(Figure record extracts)

:::::

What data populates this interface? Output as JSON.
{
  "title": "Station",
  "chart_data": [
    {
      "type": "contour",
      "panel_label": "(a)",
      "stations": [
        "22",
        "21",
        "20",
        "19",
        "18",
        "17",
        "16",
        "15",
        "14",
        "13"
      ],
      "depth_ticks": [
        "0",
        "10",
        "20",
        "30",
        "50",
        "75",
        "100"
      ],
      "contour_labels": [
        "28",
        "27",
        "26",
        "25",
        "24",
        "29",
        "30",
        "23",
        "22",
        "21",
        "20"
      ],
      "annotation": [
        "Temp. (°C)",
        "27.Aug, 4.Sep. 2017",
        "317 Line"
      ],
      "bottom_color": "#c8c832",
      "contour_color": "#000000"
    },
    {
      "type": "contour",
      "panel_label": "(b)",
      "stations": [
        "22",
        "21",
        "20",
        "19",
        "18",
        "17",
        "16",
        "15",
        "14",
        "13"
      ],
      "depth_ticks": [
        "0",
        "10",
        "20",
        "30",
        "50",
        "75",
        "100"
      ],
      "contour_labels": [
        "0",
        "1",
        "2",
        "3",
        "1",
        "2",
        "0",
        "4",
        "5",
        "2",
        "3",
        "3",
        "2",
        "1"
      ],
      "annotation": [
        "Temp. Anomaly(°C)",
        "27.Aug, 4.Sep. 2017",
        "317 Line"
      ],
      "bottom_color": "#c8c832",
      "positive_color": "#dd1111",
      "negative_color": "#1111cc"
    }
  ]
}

:::::

Task objective:
Extract all of the data above without altering anything.

Solved exercise:
What data populates this interface? Output as JSON.
{
  "title": "Station",
  "chart_data": [
    {
      "type": "contour",
      "panel_label": "(a)",
      "stations": [
        "22",
        "21",
        "20",
        "19",
        "18",
        "17",
        "16",
        "15",
        "14",
        "13"
      ],
      "depth_ticks": [
        "0",
        "10",
        "20",
        "30",
        "50",
        "75",
        "100"
      ],
      "contour_labels": [
        "28",
        "27",
        "26",
        "25",
        "24",
        "29",
        "30",
        "23",
        "22",
        "21",
        "20"
      ],
      "annotation": [
        "Temp. (°C)",
        "27.Aug, 4.Sep. 2017",
        "317 Line"
      ],
      "bottom_color": "#c8c832",
      "contour_color": "#000000"
    },
    {
      "type": "contour",
      "panel_label": "(b)",
      "stations": [
        "22",
        "21",
        "20",
        "19",
        "18",
        "17",
        "16",
        "15",
        "14",
        "13"
      ],
      "depth_ticks": [
        "0",
        "10",
        "20",
        "30",
        "50",
        "75",
        "100"
      ],
      "contour_labels": [
        "0",
        "1",
        "2",
        "3",
        "1",
        "2",
        "0",
        "4",
        "5",
        "2",
        "3",
        "3",
        "2",
        "1"
      ],
      "annotation": [
        "Temp. Anomaly(°C)",
        "27.Aug, 4.Sep. 2017",
        "317 Line"
      ],
      "bottom_color": "#c8c832",
      "positive_color": "#dd1111",
      "negative_color": "#1111cc"
    }
  ]
}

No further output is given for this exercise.